What to work on: Omit the pictures, then reproduce every remaining record exactly.

Data records:
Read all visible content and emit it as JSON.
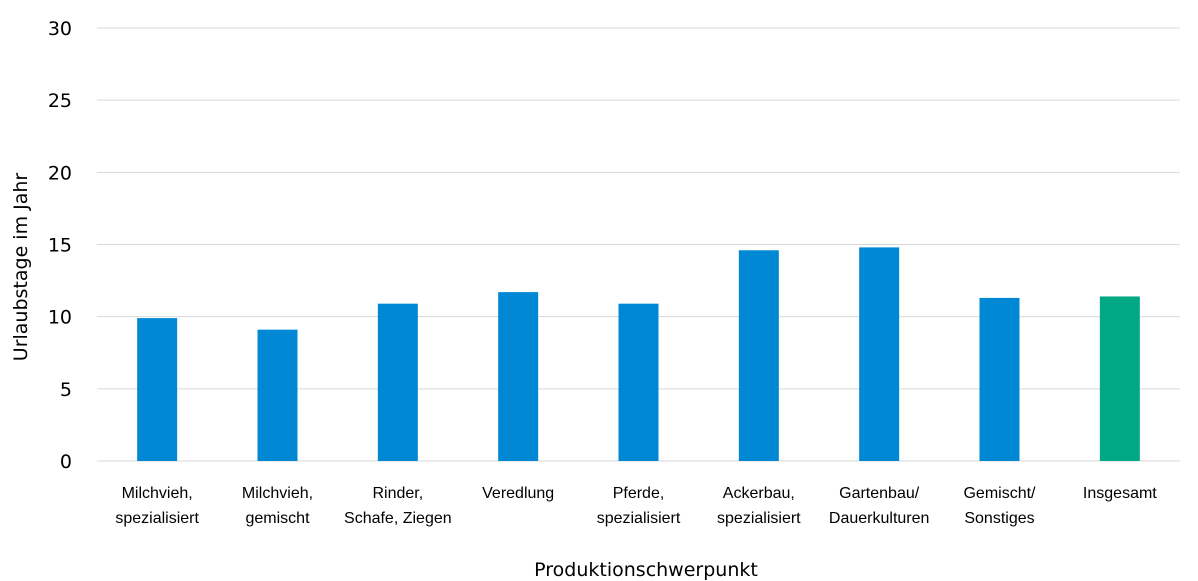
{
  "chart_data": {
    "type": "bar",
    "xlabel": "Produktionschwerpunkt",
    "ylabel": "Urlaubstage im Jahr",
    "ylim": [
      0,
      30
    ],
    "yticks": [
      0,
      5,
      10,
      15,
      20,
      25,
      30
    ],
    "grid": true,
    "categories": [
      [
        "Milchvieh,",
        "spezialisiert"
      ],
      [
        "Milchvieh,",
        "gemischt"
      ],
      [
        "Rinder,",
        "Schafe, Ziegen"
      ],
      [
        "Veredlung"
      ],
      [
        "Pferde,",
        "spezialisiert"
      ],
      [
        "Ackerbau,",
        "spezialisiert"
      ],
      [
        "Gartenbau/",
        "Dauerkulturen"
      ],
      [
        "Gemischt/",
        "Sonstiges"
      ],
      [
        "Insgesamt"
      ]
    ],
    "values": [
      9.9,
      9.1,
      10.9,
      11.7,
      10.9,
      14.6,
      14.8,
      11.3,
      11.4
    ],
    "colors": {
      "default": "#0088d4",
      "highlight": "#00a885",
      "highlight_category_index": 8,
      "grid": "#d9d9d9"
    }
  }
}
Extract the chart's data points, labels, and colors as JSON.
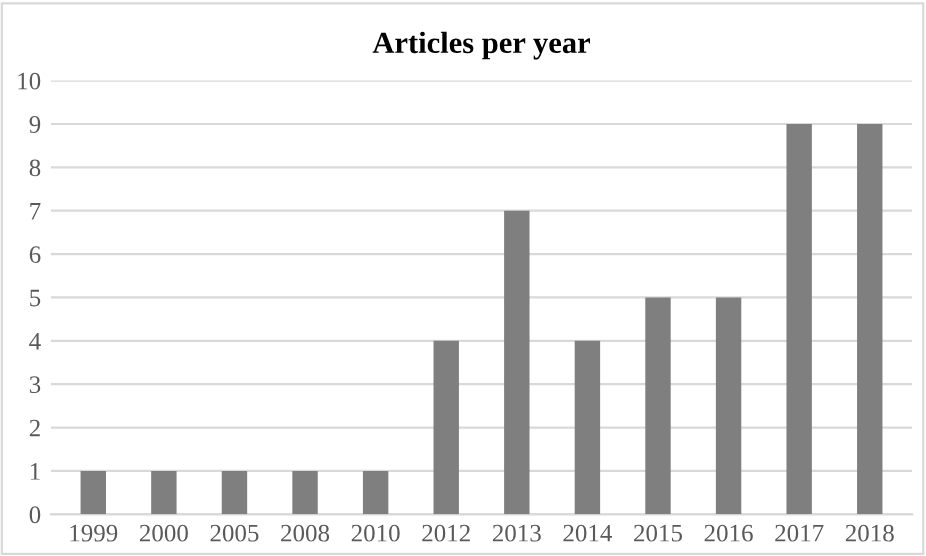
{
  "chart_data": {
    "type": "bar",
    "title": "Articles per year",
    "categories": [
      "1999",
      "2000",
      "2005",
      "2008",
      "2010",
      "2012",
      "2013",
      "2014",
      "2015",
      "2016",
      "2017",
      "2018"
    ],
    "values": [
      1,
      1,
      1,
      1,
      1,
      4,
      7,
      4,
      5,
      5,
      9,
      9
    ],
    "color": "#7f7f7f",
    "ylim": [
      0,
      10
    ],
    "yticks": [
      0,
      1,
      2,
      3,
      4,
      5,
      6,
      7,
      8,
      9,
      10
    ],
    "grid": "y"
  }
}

Full output:
Read all visible content and emit it as JSON.
{
  "chart_data": {
    "type": "bar",
    "xlabel": "Produktionschwerpunkt",
    "ylabel": "Urlaubstage im Jahr",
    "ylim": [
      0,
      30
    ],
    "yticks": [
      0,
      5,
      10,
      15,
      20,
      25,
      30
    ],
    "grid": true,
    "categories": [
      [
        "Milchvieh,",
        "spezialisiert"
      ],
      [
        "Milchvieh,",
        "gemischt"
      ],
      [
        "Rinder,",
        "Schafe, Ziegen"
      ],
      [
        "Veredlung"
      ],
      [
        "Pferde,",
        "spezialisiert"
      ],
      [
        "Ackerbau,",
        "spezialisiert"
      ],
      [
        "Gartenbau/",
        "Dauerkulturen"
      ],
      [
        "Gemischt/",
        "Sonstiges"
      ],
      [
        "Insgesamt"
      ]
    ],
    "values": [
      9.9,
      9.1,
      10.9,
      11.7,
      10.9,
      14.6,
      14.8,
      11.3,
      11.4
    ],
    "colors": {
      "default": "#0088d4",
      "highlight": "#00a885",
      "highlight_category_index": 8,
      "grid": "#d9d9d9"
    }
  }
}
Extract the chart's data points, labels, and colors as JSON.
{
  "chart_data": {
    "type": "bar",
    "title": "Articles per year",
    "categories": [
      "1999",
      "2000",
      "2005",
      "2008",
      "2010",
      "2012",
      "2013",
      "2014",
      "2015",
      "2016",
      "2017",
      "2018"
    ],
    "values": [
      1,
      1,
      1,
      1,
      1,
      4,
      7,
      4,
      5,
      5,
      9,
      9
    ],
    "color": "#7f7f7f",
    "ylim": [
      0,
      10
    ],
    "yticks": [
      0,
      1,
      2,
      3,
      4,
      5,
      6,
      7,
      8,
      9,
      10
    ],
    "grid": "y"
  }
}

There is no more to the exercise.